• **What to work on**
The listing below must be repeated word for word, with its images excluded.
::: Source data
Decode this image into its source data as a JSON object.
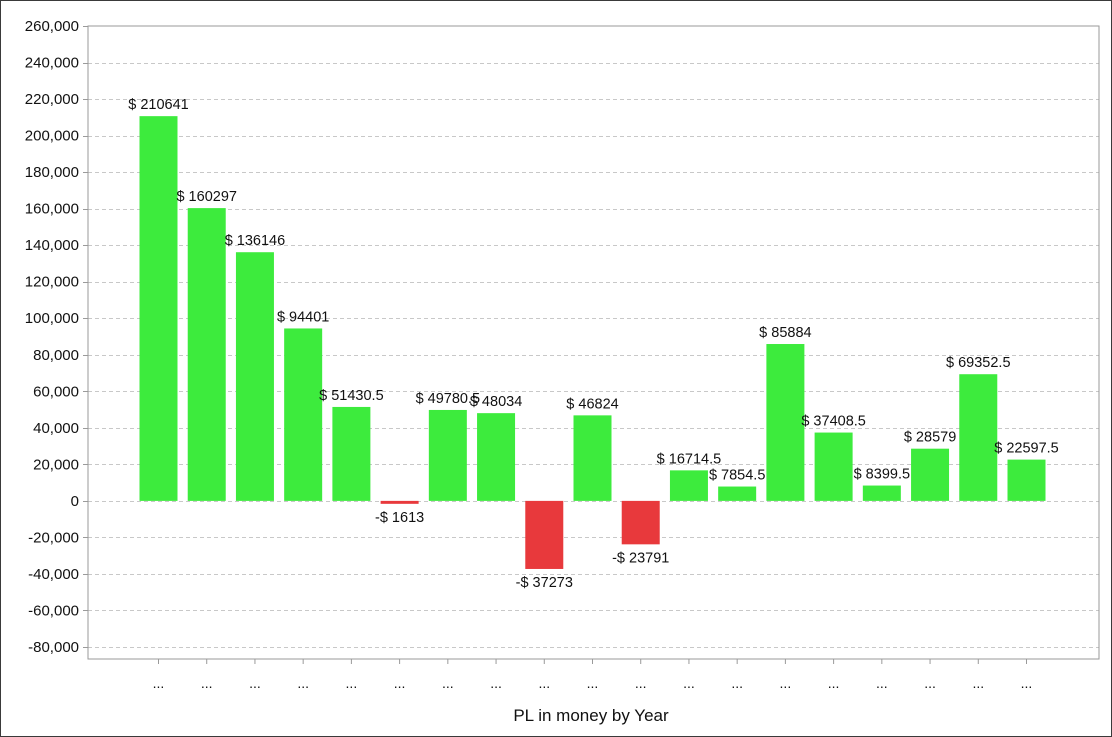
{
  "chart_data": {
    "type": "bar",
    "xlabel": "PL in money by Year",
    "ylabel": "",
    "ylim": [
      -80000,
      260000
    ],
    "ytick_step": 20000,
    "yticks": [
      "260,000",
      "240,000",
      "220,000",
      "200,000",
      "180,000",
      "160,000",
      "140,000",
      "120,000",
      "100,000",
      "80,000",
      "60,000",
      "40,000",
      "20,000",
      "0",
      "-20,000",
      "-40,000",
      "-60,000",
      "-80,000"
    ],
    "grid": true,
    "legend": "none",
    "categories": [
      "...",
      "...",
      "...",
      "...",
      "...",
      "...",
      "...",
      "...",
      "...",
      "...",
      "...",
      "...",
      "...",
      "...",
      "...",
      "...",
      "...",
      "...",
      "..."
    ],
    "values": [
      210641,
      160297,
      136146,
      94401,
      51430.5,
      -1613,
      49780.5,
      48034,
      -37273,
      46824,
      -23791,
      16714.5,
      7854.5,
      85884,
      37408.5,
      8399.5,
      28579,
      69352.5,
      22597.5
    ],
    "data_labels": [
      "$ 210641",
      "$ 160297",
      "$ 136146",
      "$ 94401",
      "$ 51430.5",
      "-$ 1613",
      "$ 49780.5",
      "$ 48034",
      "-$ 37273",
      "$ 46824",
      "-$ 23791",
      "$ 16714.5",
      "$ 7854.5",
      "$ 85884",
      "$ 37408.5",
      "$ 8399.5",
      "$ 28579",
      "$ 69352.5",
      "$ 22597.5"
    ],
    "colors": {
      "positive": "#3deb3d",
      "negative": "#e8393c",
      "grid": "#c8c8c8",
      "axis": "#9a9a9a"
    }
  }
}
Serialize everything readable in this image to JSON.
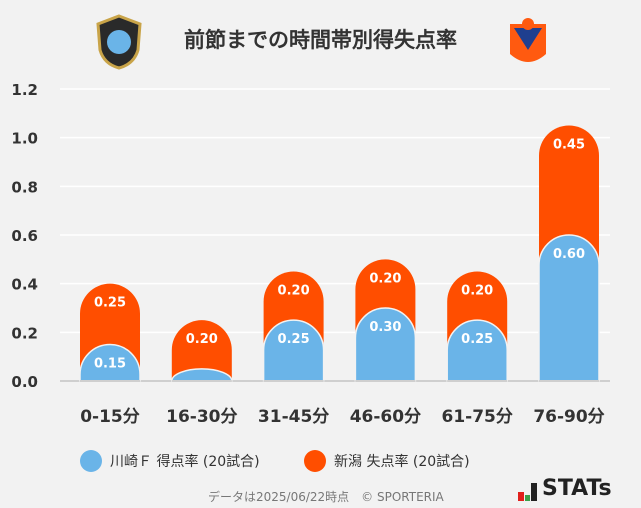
{
  "title": "前節までの時間帯別得失点率",
  "chart_data": {
    "type": "bar",
    "stacked": true,
    "categories": [
      "0-15分",
      "16-30分",
      "31-45分",
      "46-60分",
      "61-75分",
      "76-90分"
    ],
    "series": [
      {
        "name": "川崎Ｆ 得点率 (20試合)",
        "color": "#6ab4e8",
        "values": [
          0.15,
          0.05,
          0.25,
          0.3,
          0.25,
          0.6
        ],
        "labels": [
          "0.15",
          "",
          "0.25",
          "0.30",
          "0.25",
          "0.60"
        ]
      },
      {
        "name": "新潟 失点率 (20試合)",
        "color": "#ff4e00",
        "values": [
          0.25,
          0.2,
          0.2,
          0.2,
          0.2,
          0.45
        ],
        "labels": [
          "0.25",
          "0.20",
          "0.20",
          "0.20",
          "0.20",
          "0.45"
        ]
      }
    ],
    "ylim": [
      0,
      1.2
    ],
    "yticks": [
      "0.0",
      "0.2",
      "0.4",
      "0.6",
      "0.8",
      "1.0",
      "1.2"
    ],
    "grid": true,
    "legend": "bottom"
  },
  "footer": "データは2025/06/22時点　© SPORTERIA",
  "brand": "STATs"
}
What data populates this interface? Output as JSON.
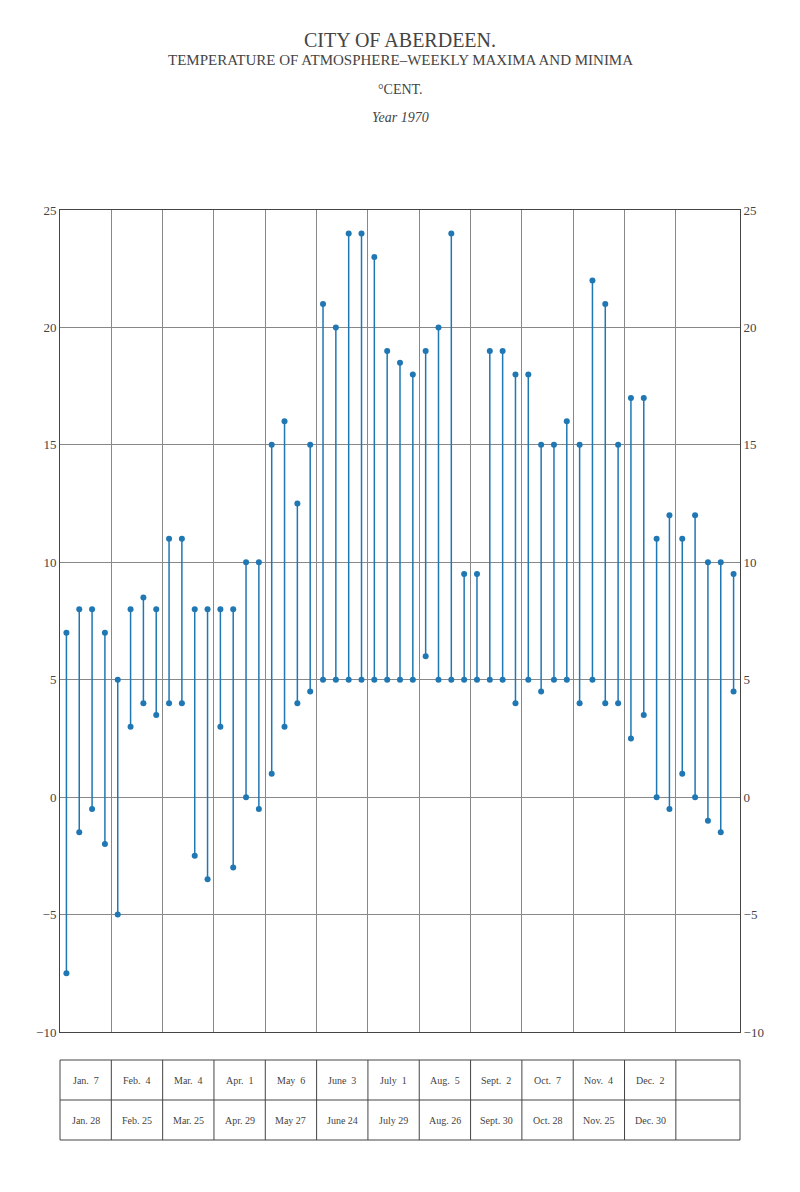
::::::
• **Completed task**
Decode this image into its source data as a JSON object.
{
  "chart_data": {
    "type": "bar",
    "xlabel": "PL in money by Year",
    "ylabel": "",
    "ylim": [
      -80000,
      260000
    ],
    "ytick_step": 20000,
    "yticks": [
      "260,000",
      "240,000",
      "220,000",
      "200,000",
      "180,000",
      "160,000",
      "140,000",
      "120,000",
      "100,000",
      "80,000",
      "60,000",
      "40,000",
      "20,000",
      "0",
      "-20,000",
      "-40,000",
      "-60,000",
      "-80,000"
    ],
    "grid": true,
    "legend": "none",
    "categories": [
      "...",
      "...",
      "...",
      "...",
      "...",
      "...",
      "...",
      "...",
      "...",
      "...",
      "...",
      "...",
      "...",
      "...",
      "...",
      "...",
      "...",
      "...",
      "..."
    ],
    "values": [
      210641,
      160297,
      136146,
      94401,
      51430.5,
      -1613,
      49780.5,
      48034,
      -37273,
      46824,
      -23791,
      16714.5,
      7854.5,
      85884,
      37408.5,
      8399.5,
      28579,
      69352.5,
      22597.5
    ],
    "data_labels": [
      "$ 210641",
      "$ 160297",
      "$ 136146",
      "$ 94401",
      "$ 51430.5",
      "-$ 1613",
      "$ 49780.5",
      "$ 48034",
      "-$ 37273",
      "$ 46824",
      "-$ 23791",
      "$ 16714.5",
      "$ 7854.5",
      "$ 85884",
      "$ 37408.5",
      "$ 8399.5",
      "$ 28579",
      "$ 69352.5",
      "$ 22597.5"
    ],
    "colors": {
      "positive": "#3deb3d",
      "negative": "#e8393c",
      "grid": "#c8c8c8",
      "axis": "#9a9a9a"
    }
  }
}
Serialize everything readable in this image to JSON.
{
  "title": "前節までの時間帯別得失点率",
  "chart_data": {
    "type": "bar",
    "stacked": true,
    "categories": [
      "0-15分",
      "16-30分",
      "31-45分",
      "46-60分",
      "61-75分",
      "76-90分"
    ],
    "series": [
      {
        "name": "川崎Ｆ 得点率 (20試合)",
        "color": "#6ab4e8",
        "values": [
          0.15,
          0.05,
          0.25,
          0.3,
          0.25,
          0.6
        ],
        "labels": [
          "0.15",
          "",
          "0.25",
          "0.30",
          "0.25",
          "0.60"
        ]
      },
      {
        "name": "新潟 失点率 (20試合)",
        "color": "#ff4e00",
        "values": [
          0.25,
          0.2,
          0.2,
          0.2,
          0.2,
          0.45
        ],
        "labels": [
          "0.25",
          "0.20",
          "0.20",
          "0.20",
          "0.20",
          "0.45"
        ]
      }
    ],
    "ylim": [
      0,
      1.2
    ],
    "yticks": [
      "0.0",
      "0.2",
      "0.4",
      "0.6",
      "0.8",
      "1.0",
      "1.2"
    ],
    "grid": true,
    "legend": "bottom"
  },
  "footer": "データは2025/06/22時点　© SPORTERIA",
  "brand": "STATs"
}
What data populates this interface? Output as JSON.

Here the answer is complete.